-------- Stored records

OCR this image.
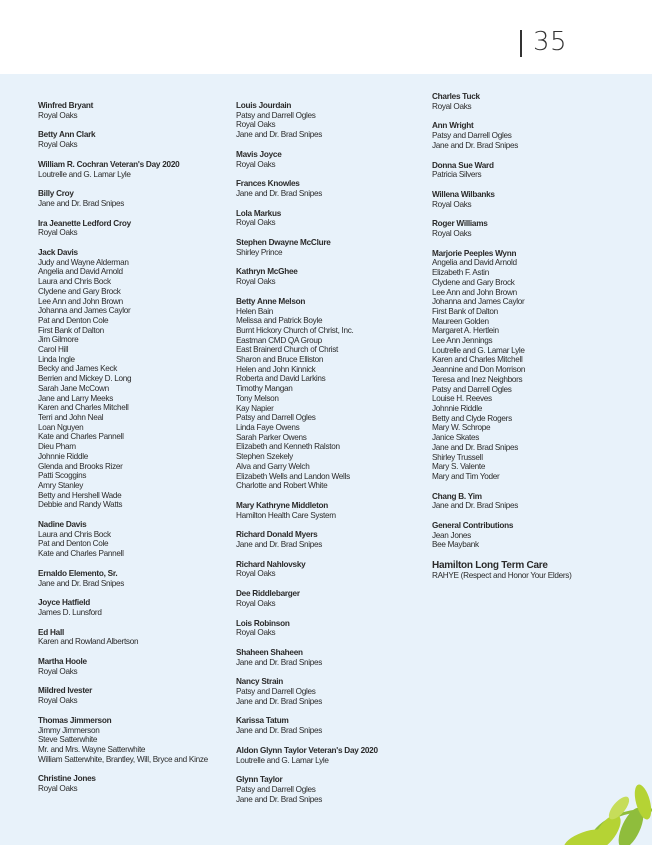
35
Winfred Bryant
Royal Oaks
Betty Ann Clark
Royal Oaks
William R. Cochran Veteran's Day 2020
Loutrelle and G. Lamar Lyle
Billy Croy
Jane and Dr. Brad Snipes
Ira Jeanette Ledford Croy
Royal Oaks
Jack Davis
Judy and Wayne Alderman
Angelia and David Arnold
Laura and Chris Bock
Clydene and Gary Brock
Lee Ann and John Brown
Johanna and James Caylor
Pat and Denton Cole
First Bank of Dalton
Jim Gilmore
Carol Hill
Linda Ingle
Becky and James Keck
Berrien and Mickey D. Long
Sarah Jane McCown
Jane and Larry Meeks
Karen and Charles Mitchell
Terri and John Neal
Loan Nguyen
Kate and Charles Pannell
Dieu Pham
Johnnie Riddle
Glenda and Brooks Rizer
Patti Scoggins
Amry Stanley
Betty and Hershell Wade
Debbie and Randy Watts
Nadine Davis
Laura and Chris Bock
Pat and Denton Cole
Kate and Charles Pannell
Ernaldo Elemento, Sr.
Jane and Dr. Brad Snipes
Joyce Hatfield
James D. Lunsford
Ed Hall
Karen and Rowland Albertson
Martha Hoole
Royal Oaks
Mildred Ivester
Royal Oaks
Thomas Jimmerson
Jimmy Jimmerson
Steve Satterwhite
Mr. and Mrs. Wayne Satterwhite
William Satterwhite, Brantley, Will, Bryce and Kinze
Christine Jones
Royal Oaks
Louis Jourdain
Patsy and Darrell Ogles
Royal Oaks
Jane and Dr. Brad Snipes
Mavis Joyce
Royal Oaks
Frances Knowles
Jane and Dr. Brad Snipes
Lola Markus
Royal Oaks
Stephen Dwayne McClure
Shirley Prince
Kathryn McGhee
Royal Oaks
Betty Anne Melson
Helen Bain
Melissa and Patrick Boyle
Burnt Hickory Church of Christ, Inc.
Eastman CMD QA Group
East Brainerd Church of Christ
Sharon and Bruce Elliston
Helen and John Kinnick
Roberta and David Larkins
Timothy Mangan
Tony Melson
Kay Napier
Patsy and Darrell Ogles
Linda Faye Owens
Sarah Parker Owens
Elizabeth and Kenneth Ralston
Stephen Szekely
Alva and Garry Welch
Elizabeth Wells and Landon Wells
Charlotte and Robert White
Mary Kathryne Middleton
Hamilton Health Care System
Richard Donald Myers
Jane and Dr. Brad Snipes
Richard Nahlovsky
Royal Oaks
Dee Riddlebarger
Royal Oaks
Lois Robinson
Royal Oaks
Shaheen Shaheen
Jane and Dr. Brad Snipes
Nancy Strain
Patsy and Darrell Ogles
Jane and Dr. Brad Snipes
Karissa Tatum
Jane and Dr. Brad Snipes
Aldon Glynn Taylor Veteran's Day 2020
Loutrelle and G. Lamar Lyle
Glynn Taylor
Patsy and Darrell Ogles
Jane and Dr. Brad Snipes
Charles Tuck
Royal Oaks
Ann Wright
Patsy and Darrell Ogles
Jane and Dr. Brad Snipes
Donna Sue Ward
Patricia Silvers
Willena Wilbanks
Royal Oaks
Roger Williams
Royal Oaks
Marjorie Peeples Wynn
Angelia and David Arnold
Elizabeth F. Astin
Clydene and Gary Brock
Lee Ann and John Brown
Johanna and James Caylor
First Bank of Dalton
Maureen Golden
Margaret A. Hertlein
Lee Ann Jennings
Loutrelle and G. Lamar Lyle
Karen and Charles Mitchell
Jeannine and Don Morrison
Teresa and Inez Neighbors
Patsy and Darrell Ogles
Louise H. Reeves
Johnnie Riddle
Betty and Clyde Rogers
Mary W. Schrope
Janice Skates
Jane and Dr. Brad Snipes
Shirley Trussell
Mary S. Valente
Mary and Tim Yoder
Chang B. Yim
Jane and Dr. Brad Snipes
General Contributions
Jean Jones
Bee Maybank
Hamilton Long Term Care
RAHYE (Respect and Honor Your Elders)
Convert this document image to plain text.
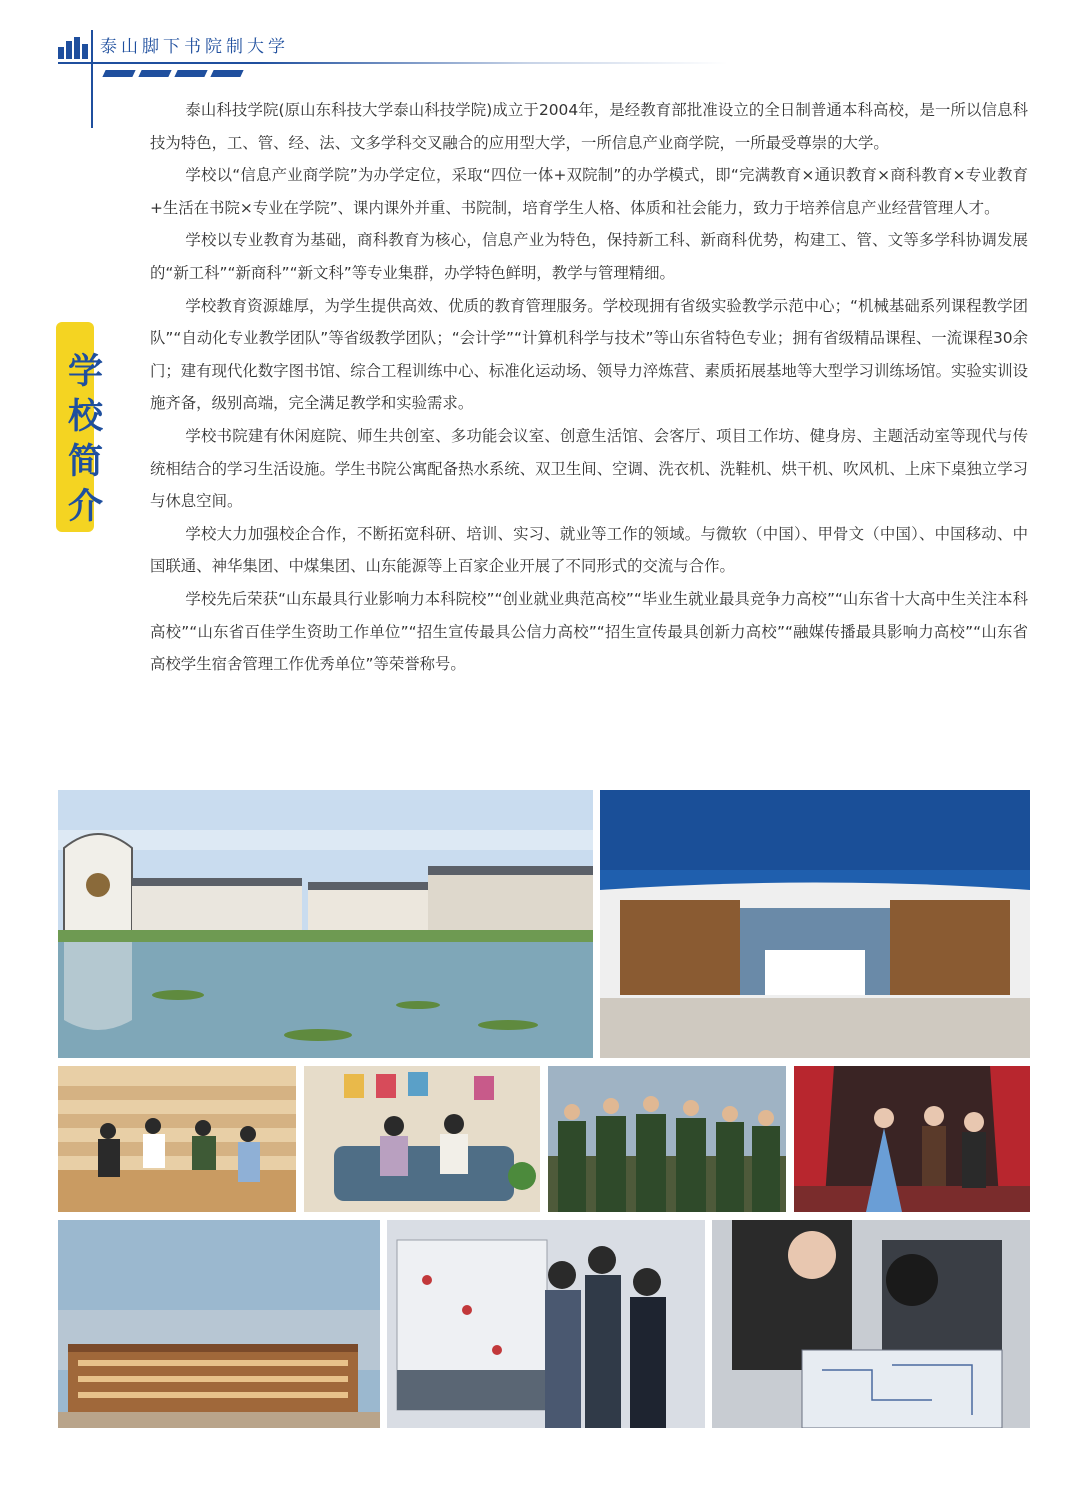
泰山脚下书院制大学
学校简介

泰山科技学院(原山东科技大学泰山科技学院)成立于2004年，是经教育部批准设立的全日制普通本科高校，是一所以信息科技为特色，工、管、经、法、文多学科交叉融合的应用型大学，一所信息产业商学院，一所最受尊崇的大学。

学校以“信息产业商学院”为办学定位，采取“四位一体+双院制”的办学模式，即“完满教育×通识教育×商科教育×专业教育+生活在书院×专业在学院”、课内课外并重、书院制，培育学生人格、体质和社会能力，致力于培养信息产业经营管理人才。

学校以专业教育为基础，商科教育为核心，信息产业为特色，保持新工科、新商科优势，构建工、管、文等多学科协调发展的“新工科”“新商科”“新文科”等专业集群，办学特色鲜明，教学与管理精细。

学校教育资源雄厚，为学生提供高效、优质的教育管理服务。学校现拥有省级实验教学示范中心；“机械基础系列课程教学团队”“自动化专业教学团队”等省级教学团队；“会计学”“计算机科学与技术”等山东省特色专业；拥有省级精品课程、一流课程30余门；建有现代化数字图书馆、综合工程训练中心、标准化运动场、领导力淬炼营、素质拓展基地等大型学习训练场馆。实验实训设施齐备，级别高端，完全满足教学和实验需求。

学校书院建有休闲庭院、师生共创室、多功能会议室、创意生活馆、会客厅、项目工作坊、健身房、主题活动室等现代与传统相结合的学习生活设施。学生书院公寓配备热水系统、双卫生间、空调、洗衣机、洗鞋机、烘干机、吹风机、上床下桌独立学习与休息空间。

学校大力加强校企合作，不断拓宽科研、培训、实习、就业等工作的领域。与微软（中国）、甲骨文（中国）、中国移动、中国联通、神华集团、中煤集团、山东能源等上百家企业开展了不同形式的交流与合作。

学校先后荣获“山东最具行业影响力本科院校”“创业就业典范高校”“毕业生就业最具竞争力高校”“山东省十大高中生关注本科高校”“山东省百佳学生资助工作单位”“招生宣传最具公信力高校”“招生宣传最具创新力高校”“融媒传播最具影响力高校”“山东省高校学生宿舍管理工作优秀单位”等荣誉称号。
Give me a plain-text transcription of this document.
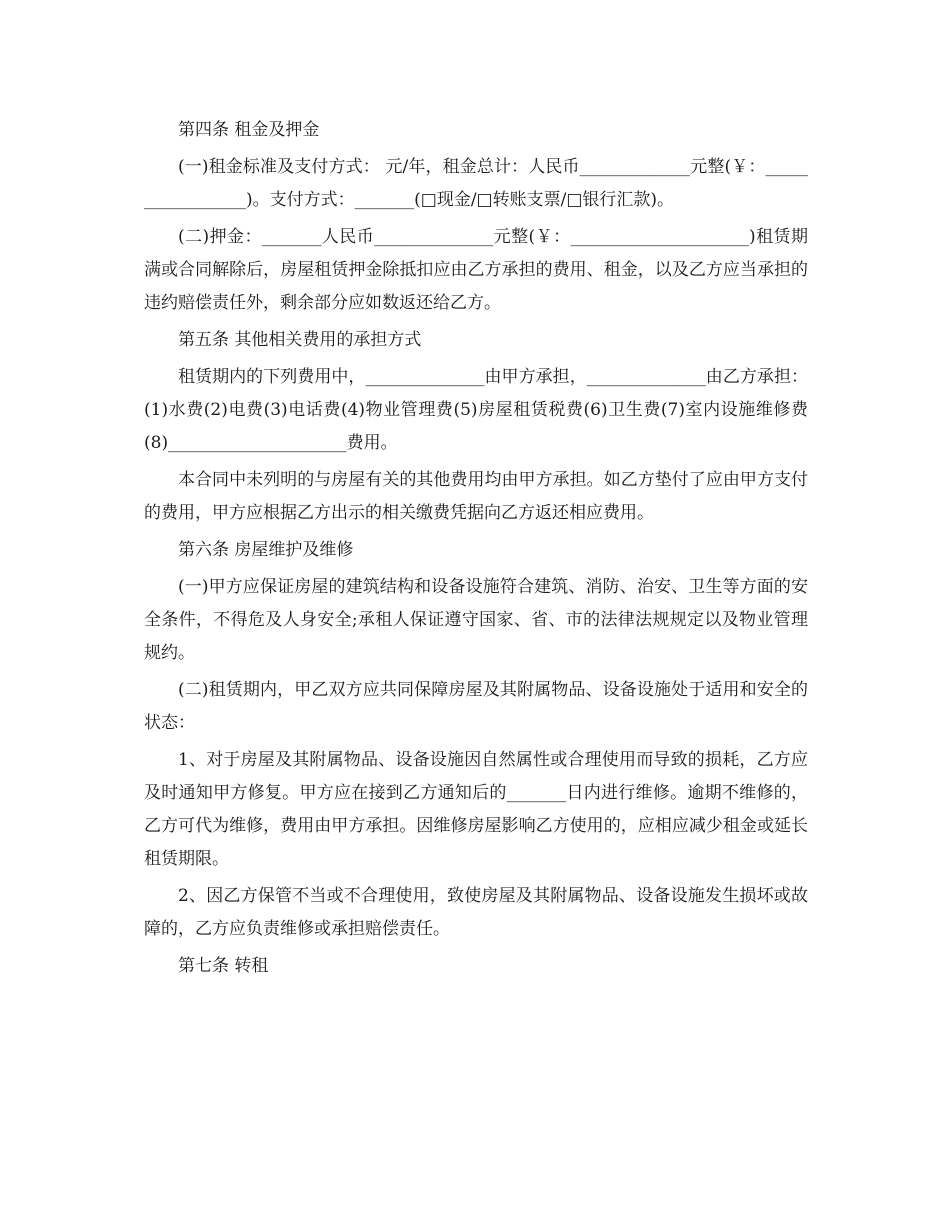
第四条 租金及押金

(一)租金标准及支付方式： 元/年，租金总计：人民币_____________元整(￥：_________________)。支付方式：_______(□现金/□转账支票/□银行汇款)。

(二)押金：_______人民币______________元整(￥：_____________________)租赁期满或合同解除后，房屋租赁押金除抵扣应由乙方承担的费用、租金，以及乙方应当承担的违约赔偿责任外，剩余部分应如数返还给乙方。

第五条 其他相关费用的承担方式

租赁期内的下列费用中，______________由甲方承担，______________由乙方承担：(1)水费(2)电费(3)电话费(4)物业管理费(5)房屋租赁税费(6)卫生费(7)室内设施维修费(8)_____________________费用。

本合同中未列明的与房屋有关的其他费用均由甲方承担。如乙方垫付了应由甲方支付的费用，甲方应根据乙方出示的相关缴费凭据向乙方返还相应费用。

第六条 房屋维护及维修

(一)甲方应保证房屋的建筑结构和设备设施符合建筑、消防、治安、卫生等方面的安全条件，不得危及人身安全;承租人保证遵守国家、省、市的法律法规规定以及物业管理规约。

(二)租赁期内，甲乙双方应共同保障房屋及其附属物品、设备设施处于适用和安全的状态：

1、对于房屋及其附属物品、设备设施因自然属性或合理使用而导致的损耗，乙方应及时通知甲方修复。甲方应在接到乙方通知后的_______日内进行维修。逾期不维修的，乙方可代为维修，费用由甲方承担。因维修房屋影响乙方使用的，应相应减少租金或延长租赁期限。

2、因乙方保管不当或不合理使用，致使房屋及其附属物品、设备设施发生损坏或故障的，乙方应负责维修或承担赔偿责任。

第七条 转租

----------------

### Do this
Pull every line containing the word "Hamilton" out of the material.

### Exercise answer
Hamilton Health Care System
Hamilton Long Term Care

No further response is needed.